What you are asked to do:
Every entry below should be transcribed exactly; pictures stay out of the copy.

Excerpted records:

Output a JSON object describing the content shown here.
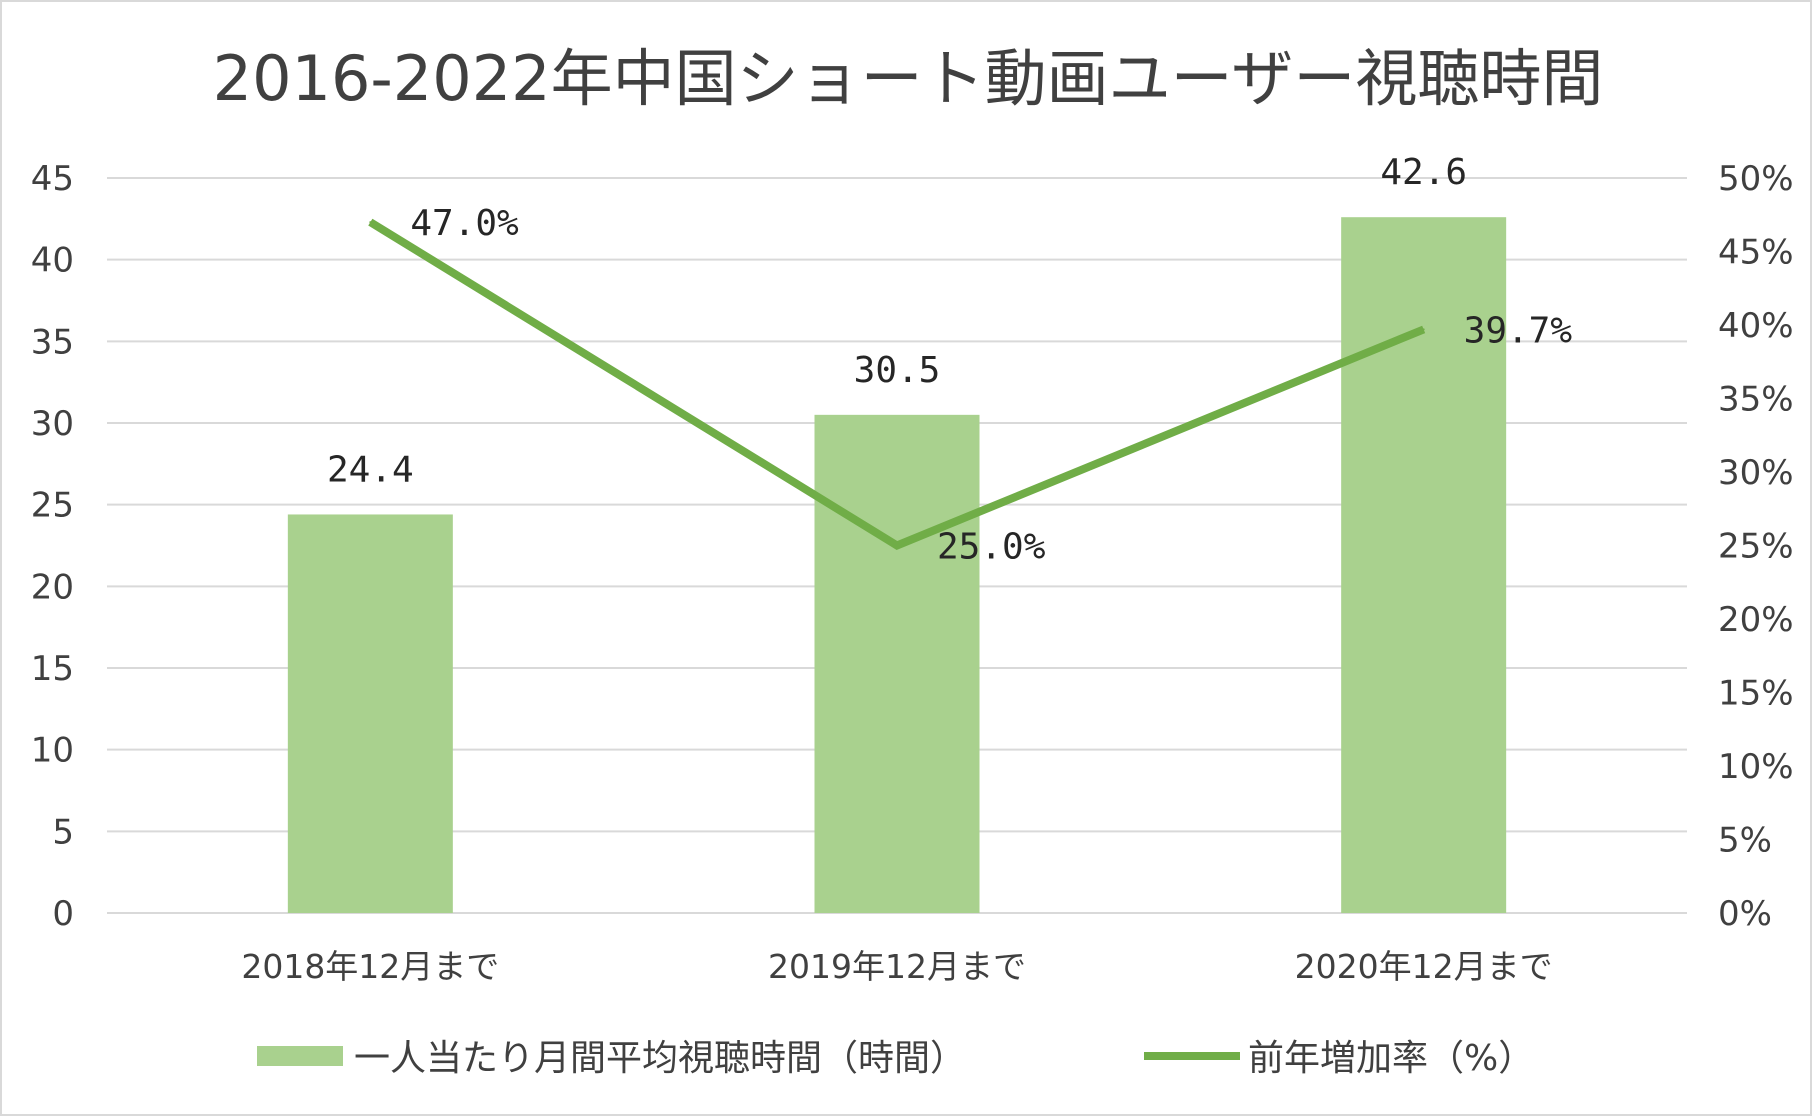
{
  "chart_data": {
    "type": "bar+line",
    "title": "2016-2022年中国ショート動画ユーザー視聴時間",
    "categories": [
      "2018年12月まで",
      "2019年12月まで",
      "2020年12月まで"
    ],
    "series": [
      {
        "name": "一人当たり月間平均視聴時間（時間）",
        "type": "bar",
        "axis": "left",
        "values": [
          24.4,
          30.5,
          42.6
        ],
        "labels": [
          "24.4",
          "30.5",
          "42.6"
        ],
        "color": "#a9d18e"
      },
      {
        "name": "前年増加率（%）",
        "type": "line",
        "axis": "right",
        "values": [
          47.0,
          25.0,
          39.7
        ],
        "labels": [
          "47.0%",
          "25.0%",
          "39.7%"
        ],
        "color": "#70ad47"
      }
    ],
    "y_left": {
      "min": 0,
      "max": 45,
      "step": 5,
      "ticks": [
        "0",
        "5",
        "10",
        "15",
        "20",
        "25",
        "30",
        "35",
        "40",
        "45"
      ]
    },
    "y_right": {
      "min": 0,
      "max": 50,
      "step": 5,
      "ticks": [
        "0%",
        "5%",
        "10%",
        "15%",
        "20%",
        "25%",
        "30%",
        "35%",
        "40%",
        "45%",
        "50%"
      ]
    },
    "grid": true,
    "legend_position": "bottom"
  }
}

Exercise output:
Output a JSON object describing the content shown here.
{
  "chart_data": {
    "type": "bar+line",
    "title": "2016-2022年中国ショート動画ユーザー視聴時間",
    "categories": [
      "2018年12月まで",
      "2019年12月まで",
      "2020年12月まで"
    ],
    "series": [
      {
        "name": "一人当たり月間平均視聴時間（時間）",
        "type": "bar",
        "axis": "left",
        "values": [
          24.4,
          30.5,
          42.6
        ],
        "labels": [
          "24.4",
          "30.5",
          "42.6"
        ],
        "color": "#a9d18e"
      },
      {
        "name": "前年増加率（%）",
        "type": "line",
        "axis": "right",
        "values": [
          47.0,
          25.0,
          39.7
        ],
        "labels": [
          "47.0%",
          "25.0%",
          "39.7%"
        ],
        "color": "#70ad47"
      }
    ],
    "y_left": {
      "min": 0,
      "max": 45,
      "step": 5,
      "ticks": [
        "0",
        "5",
        "10",
        "15",
        "20",
        "25",
        "30",
        "35",
        "40",
        "45"
      ]
    },
    "y_right": {
      "min": 0,
      "max": 50,
      "step": 5,
      "ticks": [
        "0%",
        "5%",
        "10%",
        "15%",
        "20%",
        "25%",
        "30%",
        "35%",
        "40%",
        "45%",
        "50%"
      ]
    },
    "grid": true,
    "legend_position": "bottom"
  }
}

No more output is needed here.